-- START GIVEN RECORDS --
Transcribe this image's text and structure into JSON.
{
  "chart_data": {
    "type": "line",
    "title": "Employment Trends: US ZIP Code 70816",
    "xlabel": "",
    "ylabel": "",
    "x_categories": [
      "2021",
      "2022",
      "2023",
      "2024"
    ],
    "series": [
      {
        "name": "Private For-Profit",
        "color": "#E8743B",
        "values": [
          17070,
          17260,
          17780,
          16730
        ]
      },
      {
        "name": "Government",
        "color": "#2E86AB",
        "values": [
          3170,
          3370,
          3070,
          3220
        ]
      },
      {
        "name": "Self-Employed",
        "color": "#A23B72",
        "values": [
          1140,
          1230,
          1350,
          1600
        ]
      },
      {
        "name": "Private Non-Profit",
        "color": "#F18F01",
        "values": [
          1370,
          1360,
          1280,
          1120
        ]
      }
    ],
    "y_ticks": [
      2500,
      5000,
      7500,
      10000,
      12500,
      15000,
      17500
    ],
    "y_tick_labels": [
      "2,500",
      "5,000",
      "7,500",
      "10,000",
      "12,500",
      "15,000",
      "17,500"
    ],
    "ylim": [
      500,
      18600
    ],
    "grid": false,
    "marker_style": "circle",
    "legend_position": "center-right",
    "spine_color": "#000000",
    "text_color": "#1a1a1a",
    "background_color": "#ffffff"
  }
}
-- END GIVEN RECORDS --
__WHAT IS ASKED__.
Copy out all the entries shown above, character for character.

__WORKED SOLUTION__.
Transcribe this image's text and structure into JSON.
{
  "chart_data": {
    "type": "line",
    "title": "Employment Trends: US ZIP Code 70816",
    "xlabel": "",
    "ylabel": "",
    "x_categories": [
      "2021",
      "2022",
      "2023",
      "2024"
    ],
    "series": [
      {
        "name": "Private For-Profit",
        "color": "#E8743B",
        "values": [
          17070,
          17260,
          17780,
          16730
        ]
      },
      {
        "name": "Government",
        "color": "#2E86AB",
        "values": [
          3170,
          3370,
          3070,
          3220
        ]
      },
      {
        "name": "Self-Employed",
        "color": "#A23B72",
        "values": [
          1140,
          1230,
          1350,
          1600
        ]
      },
      {
        "name": "Private Non-Profit",
        "color": "#F18F01",
        "values": [
          1370,
          1360,
          1280,
          1120
        ]
      }
    ],
    "y_ticks": [
      2500,
      5000,
      7500,
      10000,
      12500,
      15000,
      17500
    ],
    "y_tick_labels": [
      "2,500",
      "5,000",
      "7,500",
      "10,000",
      "12,500",
      "15,000",
      "17,500"
    ],
    "ylim": [
      500,
      18600
    ],
    "grid": false,
    "marker_style": "circle",
    "legend_position": "center-right",
    "spine_color": "#000000",
    "text_color": "#1a1a1a",
    "background_color": "#ffffff"
  }
}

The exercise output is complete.